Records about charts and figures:
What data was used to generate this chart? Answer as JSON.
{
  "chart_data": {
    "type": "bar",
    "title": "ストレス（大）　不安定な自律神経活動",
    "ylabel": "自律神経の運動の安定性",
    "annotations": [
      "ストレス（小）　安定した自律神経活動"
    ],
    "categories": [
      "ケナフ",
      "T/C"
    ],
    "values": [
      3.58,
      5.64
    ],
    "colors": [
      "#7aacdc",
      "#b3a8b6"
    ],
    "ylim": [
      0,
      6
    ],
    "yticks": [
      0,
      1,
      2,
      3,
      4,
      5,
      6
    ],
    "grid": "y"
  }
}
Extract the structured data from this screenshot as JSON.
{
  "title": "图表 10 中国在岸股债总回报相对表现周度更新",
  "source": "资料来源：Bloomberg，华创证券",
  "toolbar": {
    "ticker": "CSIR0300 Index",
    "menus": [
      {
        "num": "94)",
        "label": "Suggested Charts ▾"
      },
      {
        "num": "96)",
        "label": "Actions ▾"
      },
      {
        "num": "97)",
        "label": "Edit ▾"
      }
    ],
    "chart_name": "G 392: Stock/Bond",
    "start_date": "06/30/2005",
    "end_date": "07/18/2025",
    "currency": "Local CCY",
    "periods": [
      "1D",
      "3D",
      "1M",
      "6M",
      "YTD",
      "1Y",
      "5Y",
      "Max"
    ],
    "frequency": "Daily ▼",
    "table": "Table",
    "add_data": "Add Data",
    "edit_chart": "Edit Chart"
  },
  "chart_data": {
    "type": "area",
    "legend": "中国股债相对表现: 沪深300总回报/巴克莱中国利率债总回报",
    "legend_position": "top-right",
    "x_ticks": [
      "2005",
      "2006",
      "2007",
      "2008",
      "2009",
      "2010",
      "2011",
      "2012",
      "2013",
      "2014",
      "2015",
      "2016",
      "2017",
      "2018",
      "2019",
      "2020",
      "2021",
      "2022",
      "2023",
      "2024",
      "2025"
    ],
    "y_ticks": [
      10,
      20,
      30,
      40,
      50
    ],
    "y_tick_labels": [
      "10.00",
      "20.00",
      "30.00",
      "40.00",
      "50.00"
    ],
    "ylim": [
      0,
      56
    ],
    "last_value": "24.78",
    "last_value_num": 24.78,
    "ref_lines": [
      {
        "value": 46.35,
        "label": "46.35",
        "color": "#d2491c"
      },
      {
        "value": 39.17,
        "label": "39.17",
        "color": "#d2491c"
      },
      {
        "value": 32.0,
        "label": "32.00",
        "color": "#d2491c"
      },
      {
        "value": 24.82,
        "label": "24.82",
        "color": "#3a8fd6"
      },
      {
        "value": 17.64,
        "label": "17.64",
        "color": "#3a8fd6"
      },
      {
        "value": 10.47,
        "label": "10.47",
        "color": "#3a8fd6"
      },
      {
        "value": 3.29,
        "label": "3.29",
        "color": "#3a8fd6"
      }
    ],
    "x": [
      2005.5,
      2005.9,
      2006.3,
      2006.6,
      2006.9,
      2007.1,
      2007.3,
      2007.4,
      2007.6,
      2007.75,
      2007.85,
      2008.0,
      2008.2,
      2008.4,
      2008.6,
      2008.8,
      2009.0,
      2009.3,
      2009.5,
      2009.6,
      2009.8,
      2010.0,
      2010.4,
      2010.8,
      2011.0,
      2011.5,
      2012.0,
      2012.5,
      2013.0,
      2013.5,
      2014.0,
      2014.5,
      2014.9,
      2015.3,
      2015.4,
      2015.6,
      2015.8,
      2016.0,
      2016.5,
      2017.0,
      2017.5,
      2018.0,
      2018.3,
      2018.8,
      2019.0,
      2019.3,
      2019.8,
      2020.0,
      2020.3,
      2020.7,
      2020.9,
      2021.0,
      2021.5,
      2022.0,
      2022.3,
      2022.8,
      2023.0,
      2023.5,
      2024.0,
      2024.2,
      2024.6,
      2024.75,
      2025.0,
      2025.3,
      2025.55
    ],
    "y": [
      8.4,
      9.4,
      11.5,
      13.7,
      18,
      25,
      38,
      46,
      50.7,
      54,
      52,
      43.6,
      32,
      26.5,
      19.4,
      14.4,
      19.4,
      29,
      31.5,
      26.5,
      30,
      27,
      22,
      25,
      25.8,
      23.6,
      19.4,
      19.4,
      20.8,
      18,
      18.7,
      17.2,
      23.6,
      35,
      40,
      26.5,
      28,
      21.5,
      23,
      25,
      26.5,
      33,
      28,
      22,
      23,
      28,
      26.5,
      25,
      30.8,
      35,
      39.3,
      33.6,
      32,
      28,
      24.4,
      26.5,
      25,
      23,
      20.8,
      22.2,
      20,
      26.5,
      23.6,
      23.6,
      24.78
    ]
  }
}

__What is asked__.
State the count of lines in the data holding the word "ストレス", adding nothing to it.

__Exercise output__.
2